Return every record exactly as written.
● ● ● ●
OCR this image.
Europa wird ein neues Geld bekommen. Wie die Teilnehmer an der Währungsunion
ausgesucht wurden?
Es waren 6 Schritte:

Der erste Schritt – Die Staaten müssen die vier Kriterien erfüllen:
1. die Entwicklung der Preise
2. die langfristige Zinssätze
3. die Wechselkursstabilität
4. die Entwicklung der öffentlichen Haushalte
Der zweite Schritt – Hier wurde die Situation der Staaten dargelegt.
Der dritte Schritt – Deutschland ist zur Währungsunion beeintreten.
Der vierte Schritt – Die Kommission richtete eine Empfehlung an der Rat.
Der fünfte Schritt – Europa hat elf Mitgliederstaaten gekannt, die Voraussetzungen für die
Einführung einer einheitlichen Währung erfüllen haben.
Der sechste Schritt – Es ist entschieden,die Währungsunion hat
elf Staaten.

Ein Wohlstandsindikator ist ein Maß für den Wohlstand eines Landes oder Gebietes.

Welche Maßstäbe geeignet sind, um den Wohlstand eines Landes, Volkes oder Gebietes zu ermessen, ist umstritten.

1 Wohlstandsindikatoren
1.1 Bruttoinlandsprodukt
● ● ● ●
- The completed task
OCR this image.
Europa wird ein neues Geld bekommen. Wie die Teilnehmer an der Währungsunion
ausgesucht wurden?
Es waren 6 Schritte:

Der erste Schritt – Die Staaten müssen die vier Kriterien erfüllen:
1. die Entwicklung der Preise
2. die langfristige Zinssätze
3. die Wechselkursstabilität
4. die Entwicklung der öffentlichen Haushalte
Der zweite Schritt – Hier wurde die Situation der Staaten dargelegt.
Der dritte Schritt – Deutschland ist zur Währungsunion beeintreten.
Der vierte Schritt – Die Kommission richtete eine Empfehlung an der Rat.
Der fünfte Schritt – Europa hat elf Mitgliederstaaten gekannt, die Voraussetzungen für die
Einführung einer einheitlichen Währung erfüllen haben.
Der sechste Schritt – Es ist entschieden,die Währungsunion hat
elf Staaten.

Ein Wohlstandsindikator ist ein Maß für den Wohlstand eines Landes oder Gebietes.

Welche Maßstäbe geeignet sind, um den Wohlstand eines Landes, Volkes oder Gebietes zu ermessen, ist umstritten.

1 Wohlstandsindikatoren
1.1 Bruttoinlandsprodukt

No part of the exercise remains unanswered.